# EXERCISE AIM:
Set the listing down again in full, word for word, with the pictures left out.

# GIVEN INFORMATION:
Begin

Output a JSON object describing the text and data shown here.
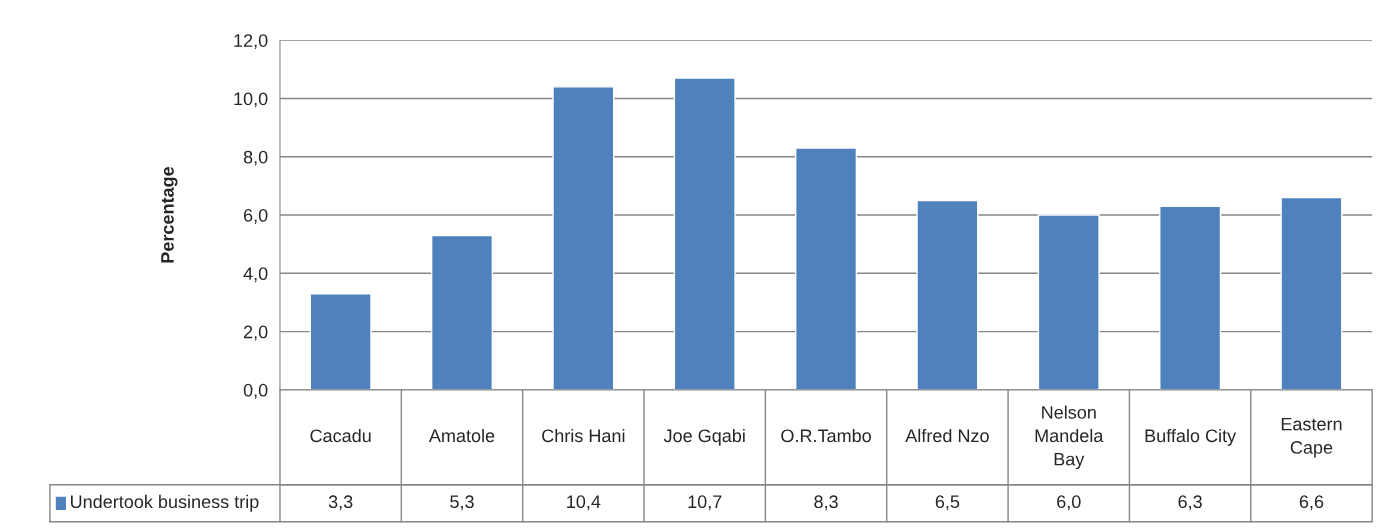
{
  "chart_data": {
    "type": "bar",
    "ylabel": "Percentage",
    "categories": [
      "Cacadu",
      "Amatole",
      "Chris Hani",
      "Joe Gqabi",
      "O.R.Tambo",
      "Alfred Nzo",
      "Nelson\nMandela\nBay",
      "Buffalo City",
      "Eastern\nCape"
    ],
    "series": [
      {
        "name": "Undertook business trip",
        "color": "#4f81bd",
        "values": [
          3.3,
          5.3,
          10.4,
          10.7,
          8.3,
          6.5,
          6.0,
          6.3,
          6.6
        ],
        "value_labels": [
          "3,3",
          "5,3",
          "10,4",
          "10,7",
          "8,3",
          "6,5",
          "6,0",
          "6,3",
          "6,6"
        ]
      }
    ],
    "ylim": [
      0,
      12
    ],
    "yticks": [
      {
        "value": 0,
        "label": "0,0"
      },
      {
        "value": 2,
        "label": "2,0"
      },
      {
        "value": 4,
        "label": "4,0"
      },
      {
        "value": 6,
        "label": "6,0"
      },
      {
        "value": 8,
        "label": "8,0"
      },
      {
        "value": 10,
        "label": "10,0"
      },
      {
        "value": 12,
        "label": "12,0"
      }
    ],
    "grid": "y",
    "legend": "bottom"
  }
}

End

# EXERCISE RESPONSE:
Output a JSON object describing the text and data shown here.
{
  "chart_data": {
    "type": "bar",
    "ylabel": "Percentage",
    "categories": [
      "Cacadu",
      "Amatole",
      "Chris Hani",
      "Joe Gqabi",
      "O.R.Tambo",
      "Alfred Nzo",
      "Nelson\nMandela\nBay",
      "Buffalo City",
      "Eastern\nCape"
    ],
    "series": [
      {
        "name": "Undertook business trip",
        "color": "#4f81bd",
        "values": [
          3.3,
          5.3,
          10.4,
          10.7,
          8.3,
          6.5,
          6.0,
          6.3,
          6.6
        ],
        "value_labels": [
          "3,3",
          "5,3",
          "10,4",
          "10,7",
          "8,3",
          "6,5",
          "6,0",
          "6,3",
          "6,6"
        ]
      }
    ],
    "ylim": [
      0,
      12
    ],
    "yticks": [
      {
        "value": 0,
        "label": "0,0"
      },
      {
        "value": 2,
        "label": "2,0"
      },
      {
        "value": 4,
        "label": "4,0"
      },
      {
        "value": 6,
        "label": "6,0"
      },
      {
        "value": 8,
        "label": "8,0"
      },
      {
        "value": 10,
        "label": "10,0"
      },
      {
        "value": 12,
        "label": "12,0"
      }
    ],
    "grid": "y",
    "legend": "bottom"
  }
}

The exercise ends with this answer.